### REQUEST
Please transcribe the data that follows without the pictures, keeping every word the same.

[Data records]
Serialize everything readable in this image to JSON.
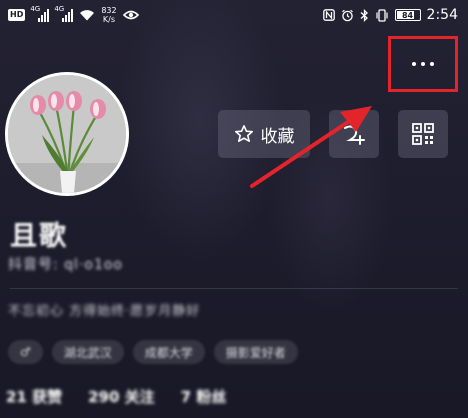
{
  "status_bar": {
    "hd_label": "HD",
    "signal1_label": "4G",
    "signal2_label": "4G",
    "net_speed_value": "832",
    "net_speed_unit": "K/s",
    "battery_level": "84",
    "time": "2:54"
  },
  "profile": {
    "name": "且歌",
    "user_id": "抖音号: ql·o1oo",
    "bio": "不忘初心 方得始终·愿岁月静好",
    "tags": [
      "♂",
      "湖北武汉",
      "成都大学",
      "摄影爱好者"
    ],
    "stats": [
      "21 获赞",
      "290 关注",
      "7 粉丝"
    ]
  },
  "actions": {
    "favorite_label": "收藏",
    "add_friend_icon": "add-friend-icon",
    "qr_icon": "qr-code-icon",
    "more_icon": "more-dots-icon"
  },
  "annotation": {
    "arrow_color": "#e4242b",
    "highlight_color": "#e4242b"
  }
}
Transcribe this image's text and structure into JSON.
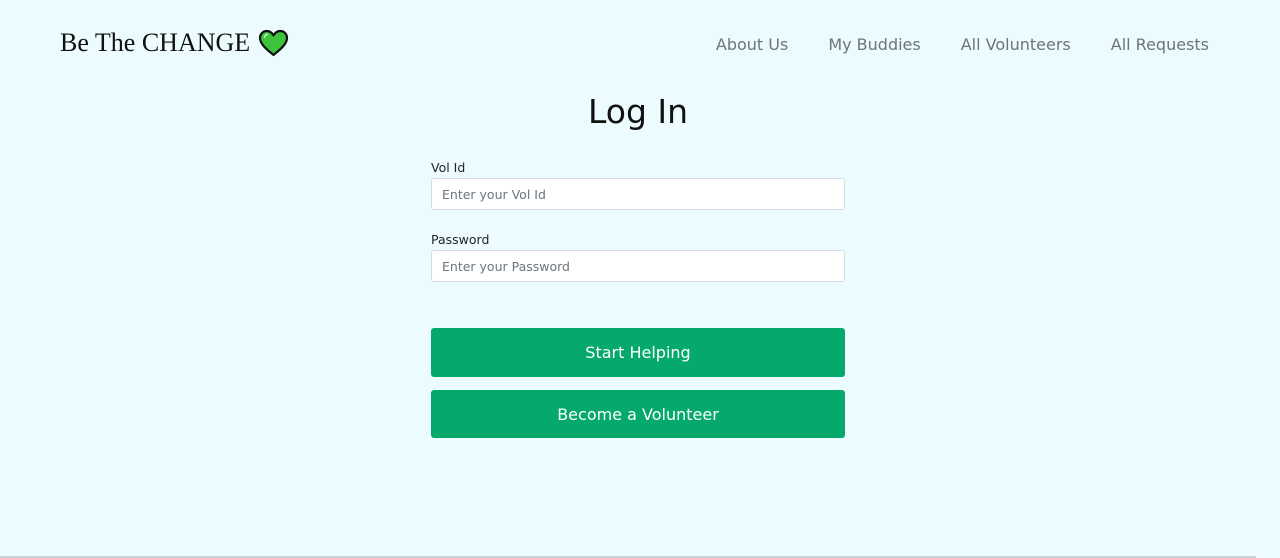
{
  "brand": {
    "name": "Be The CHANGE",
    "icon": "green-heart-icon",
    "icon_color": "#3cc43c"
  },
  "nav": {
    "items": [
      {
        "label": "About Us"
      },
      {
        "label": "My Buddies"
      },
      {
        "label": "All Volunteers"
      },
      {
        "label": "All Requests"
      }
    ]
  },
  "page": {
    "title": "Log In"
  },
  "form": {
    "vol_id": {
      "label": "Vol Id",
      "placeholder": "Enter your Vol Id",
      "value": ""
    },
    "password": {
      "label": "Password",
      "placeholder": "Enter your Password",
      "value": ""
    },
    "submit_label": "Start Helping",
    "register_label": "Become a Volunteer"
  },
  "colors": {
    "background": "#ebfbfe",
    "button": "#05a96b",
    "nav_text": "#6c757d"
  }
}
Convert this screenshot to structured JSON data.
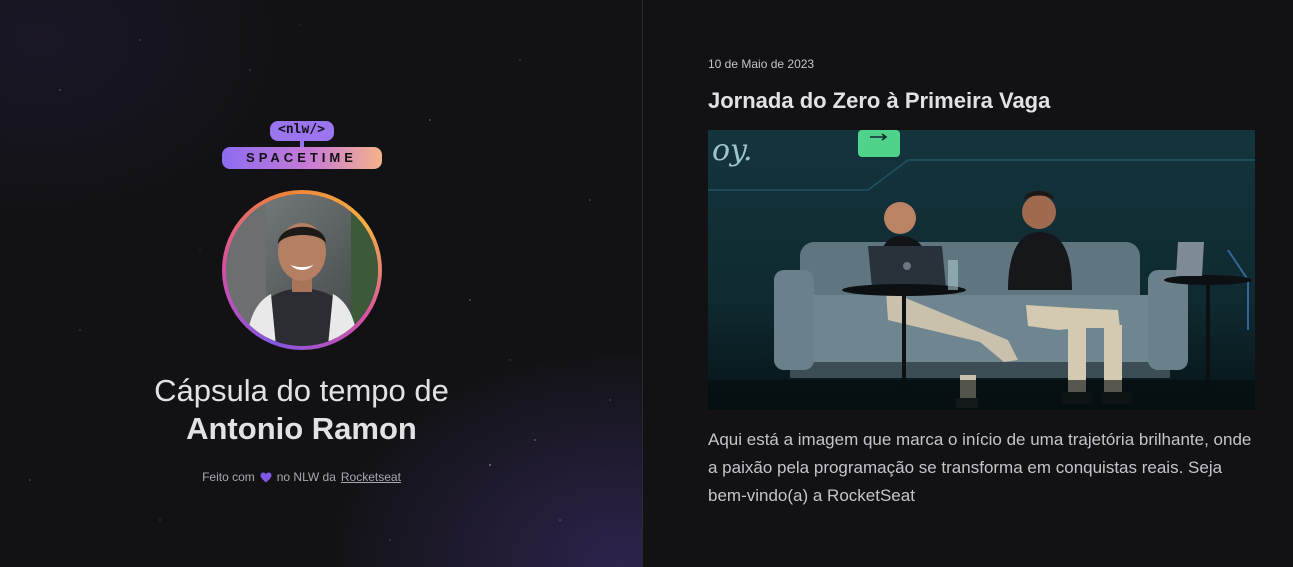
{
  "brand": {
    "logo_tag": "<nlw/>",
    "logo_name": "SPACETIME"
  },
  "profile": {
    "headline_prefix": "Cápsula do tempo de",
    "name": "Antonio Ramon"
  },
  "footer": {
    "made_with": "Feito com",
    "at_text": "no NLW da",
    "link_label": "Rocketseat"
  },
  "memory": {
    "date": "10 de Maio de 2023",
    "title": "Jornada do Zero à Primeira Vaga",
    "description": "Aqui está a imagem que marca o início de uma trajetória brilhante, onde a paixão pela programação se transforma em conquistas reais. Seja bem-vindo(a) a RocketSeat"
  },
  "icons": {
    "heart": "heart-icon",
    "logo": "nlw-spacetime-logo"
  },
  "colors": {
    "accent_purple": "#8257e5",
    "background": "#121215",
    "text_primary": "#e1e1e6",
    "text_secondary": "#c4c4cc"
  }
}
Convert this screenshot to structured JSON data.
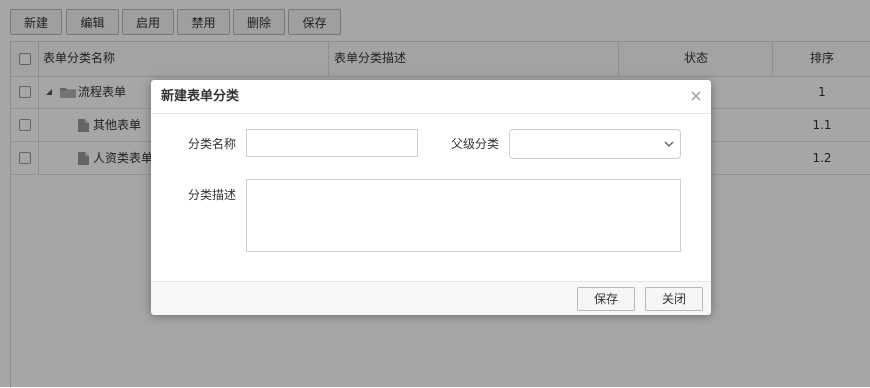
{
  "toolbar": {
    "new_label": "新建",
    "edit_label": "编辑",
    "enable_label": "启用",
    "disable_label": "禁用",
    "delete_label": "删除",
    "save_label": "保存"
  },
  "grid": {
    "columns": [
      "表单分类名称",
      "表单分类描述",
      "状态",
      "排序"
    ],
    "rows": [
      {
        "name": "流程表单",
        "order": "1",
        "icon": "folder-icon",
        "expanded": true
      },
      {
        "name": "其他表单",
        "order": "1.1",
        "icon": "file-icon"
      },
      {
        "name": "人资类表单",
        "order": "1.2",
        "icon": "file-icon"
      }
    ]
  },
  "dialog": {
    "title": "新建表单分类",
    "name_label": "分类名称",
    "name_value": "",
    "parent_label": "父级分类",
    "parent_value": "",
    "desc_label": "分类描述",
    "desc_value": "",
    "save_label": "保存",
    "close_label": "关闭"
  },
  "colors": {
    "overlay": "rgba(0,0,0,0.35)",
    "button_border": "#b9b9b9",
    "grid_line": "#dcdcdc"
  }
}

### PROBLEM SOLUTION
Serialize everything readable in this image to JSON.
{
  "status_bar": {
    "hd_label": "HD",
    "signal1_label": "4G",
    "signal2_label": "4G",
    "net_speed_value": "832",
    "net_speed_unit": "K/s",
    "battery_level": "84",
    "time": "2:54"
  },
  "profile": {
    "name": "且歌",
    "user_id": "抖音号: ql·o1oo",
    "bio": "不忘初心 方得始终·愿岁月静好",
    "tags": [
      "♂",
      "湖北武汉",
      "成都大学",
      "摄影爱好者"
    ],
    "stats": [
      "21 获赞",
      "290 关注",
      "7 粉丝"
    ]
  },
  "actions": {
    "favorite_label": "收藏",
    "add_friend_icon": "add-friend-icon",
    "qr_icon": "qr-code-icon",
    "more_icon": "more-dots-icon"
  },
  "annotation": {
    "arrow_color": "#e4242b",
    "highlight_color": "#e4242b"
  }
}
Transcribe this image's text and structure into JSON.
{
  "brand": {
    "name": "Be The CHANGE",
    "icon": "green-heart-icon",
    "icon_color": "#3cc43c"
  },
  "nav": {
    "items": [
      {
        "label": "About Us"
      },
      {
        "label": "My Buddies"
      },
      {
        "label": "All Volunteers"
      },
      {
        "label": "All Requests"
      }
    ]
  },
  "page": {
    "title": "Log In"
  },
  "form": {
    "vol_id": {
      "label": "Vol Id",
      "placeholder": "Enter your Vol Id",
      "value": ""
    },
    "password": {
      "label": "Password",
      "placeholder": "Enter your Password",
      "value": ""
    },
    "submit_label": "Start Helping",
    "register_label": "Become a Volunteer"
  },
  "colors": {
    "background": "#ebfbfe",
    "button": "#05a96b",
    "nav_text": "#6c757d"
  }
}
Convert this screenshot to structured JSON data.
{
  "brand": {
    "logo_tag": "<nlw/>",
    "logo_name": "SPACETIME"
  },
  "profile": {
    "headline_prefix": "Cápsula do tempo de",
    "name": "Antonio Ramon"
  },
  "footer": {
    "made_with": "Feito com",
    "at_text": "no NLW da",
    "link_label": "Rocketseat"
  },
  "memory": {
    "date": "10 de Maio de 2023",
    "title": "Jornada do Zero à Primeira Vaga",
    "description": "Aqui está a imagem que marca o início de uma trajetória brilhante, onde a paixão pela programação se transforma em conquistas reais. Seja bem-vindo(a) a RocketSeat"
  },
  "icons": {
    "heart": "heart-icon",
    "logo": "nlw-spacetime-logo"
  },
  "colors": {
    "accent_purple": "#8257e5",
    "background": "#121215",
    "text_primary": "#e1e1e6",
    "text_secondary": "#c4c4cc"
  }
}
Convert this screenshot to structured JSON data.
{
  "toolbar": {
    "new_label": "新建",
    "edit_label": "编辑",
    "enable_label": "启用",
    "disable_label": "禁用",
    "delete_label": "删除",
    "save_label": "保存"
  },
  "grid": {
    "columns": [
      "表单分类名称",
      "表单分类描述",
      "状态",
      "排序"
    ],
    "rows": [
      {
        "name": "流程表单",
        "order": "1",
        "icon": "folder-icon",
        "expanded": true
      },
      {
        "name": "其他表单",
        "order": "1.1",
        "icon": "file-icon"
      },
      {
        "name": "人资类表单",
        "order": "1.2",
        "icon": "file-icon"
      }
    ]
  },
  "dialog": {
    "title": "新建表单分类",
    "name_label": "分类名称",
    "name_value": "",
    "parent_label": "父级分类",
    "parent_value": "",
    "desc_label": "分类描述",
    "desc_value": "",
    "save_label": "保存",
    "close_label": "关闭"
  },
  "colors": {
    "overlay": "rgba(0,0,0,0.35)",
    "button_border": "#b9b9b9",
    "grid_line": "#dcdcdc"
  }
}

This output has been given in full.